**INSTRUCTIONS TO FOLLOW**
Quote all entries in full, exactly.

====================

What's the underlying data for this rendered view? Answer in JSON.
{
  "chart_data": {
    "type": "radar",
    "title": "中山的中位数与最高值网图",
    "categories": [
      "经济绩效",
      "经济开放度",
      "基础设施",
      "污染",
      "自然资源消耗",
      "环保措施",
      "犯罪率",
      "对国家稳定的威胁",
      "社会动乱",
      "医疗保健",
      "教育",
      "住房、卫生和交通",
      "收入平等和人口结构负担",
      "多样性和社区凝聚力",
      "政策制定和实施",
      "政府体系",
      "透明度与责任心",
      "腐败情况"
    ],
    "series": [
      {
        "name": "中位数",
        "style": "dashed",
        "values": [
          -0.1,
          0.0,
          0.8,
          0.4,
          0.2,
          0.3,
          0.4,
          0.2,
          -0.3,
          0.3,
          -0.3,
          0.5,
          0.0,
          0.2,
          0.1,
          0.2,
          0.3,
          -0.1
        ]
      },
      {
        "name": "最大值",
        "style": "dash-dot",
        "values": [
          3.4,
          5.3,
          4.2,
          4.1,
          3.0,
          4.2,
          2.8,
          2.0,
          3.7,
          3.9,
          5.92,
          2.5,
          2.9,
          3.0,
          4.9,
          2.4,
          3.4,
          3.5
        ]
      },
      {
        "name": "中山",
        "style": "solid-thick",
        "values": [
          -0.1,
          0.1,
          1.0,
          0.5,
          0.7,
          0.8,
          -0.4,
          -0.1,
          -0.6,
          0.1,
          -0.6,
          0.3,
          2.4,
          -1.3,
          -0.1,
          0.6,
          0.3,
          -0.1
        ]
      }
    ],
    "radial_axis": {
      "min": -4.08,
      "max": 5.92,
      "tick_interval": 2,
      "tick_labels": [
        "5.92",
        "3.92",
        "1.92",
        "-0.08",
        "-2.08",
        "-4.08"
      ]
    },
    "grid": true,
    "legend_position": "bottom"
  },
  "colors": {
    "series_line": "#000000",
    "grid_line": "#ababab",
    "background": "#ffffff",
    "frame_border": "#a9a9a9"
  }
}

====================

**EXERCISE SOLUTION**
What's the underlying data for this rendered view? Answer in JSON.
{
  "chart_data": {
    "type": "radar",
    "title": "中山的中位数与最高值网图",
    "categories": [
      "经济绩效",
      "经济开放度",
      "基础设施",
      "污染",
      "自然资源消耗",
      "环保措施",
      "犯罪率",
      "对国家稳定的威胁",
      "社会动乱",
      "医疗保健",
      "教育",
      "住房、卫生和交通",
      "收入平等和人口结构负担",
      "多样性和社区凝聚力",
      "政策制定和实施",
      "政府体系",
      "透明度与责任心",
      "腐败情况"
    ],
    "series": [
      {
        "name": "中位数",
        "style": "dashed",
        "values": [
          -0.1,
          0.0,
          0.8,
          0.4,
          0.2,
          0.3,
          0.4,
          0.2,
          -0.3,
          0.3,
          -0.3,
          0.5,
          0.0,
          0.2,
          0.1,
          0.2,
          0.3,
          -0.1
        ]
      },
      {
        "name": "最大值",
        "style": "dash-dot",
        "values": [
          3.4,
          5.3,
          4.2,
          4.1,
          3.0,
          4.2,
          2.8,
          2.0,
          3.7,
          3.9,
          5.92,
          2.5,
          2.9,
          3.0,
          4.9,
          2.4,
          3.4,
          3.5
        ]
      },
      {
        "name": "中山",
        "style": "solid-thick",
        "values": [
          -0.1,
          0.1,
          1.0,
          0.5,
          0.7,
          0.8,
          -0.4,
          -0.1,
          -0.6,
          0.1,
          -0.6,
          0.3,
          2.4,
          -1.3,
          -0.1,
          0.6,
          0.3,
          -0.1
        ]
      }
    ],
    "radial_axis": {
      "min": -4.08,
      "max": 5.92,
      "tick_interval": 2,
      "tick_labels": [
        "5.92",
        "3.92",
        "1.92",
        "-0.08",
        "-2.08",
        "-4.08"
      ]
    },
    "grid": true,
    "legend_position": "bottom"
  },
  "colors": {
    "series_line": "#000000",
    "grid_line": "#ababab",
    "background": "#ffffff",
    "frame_border": "#a9a9a9"
  }
}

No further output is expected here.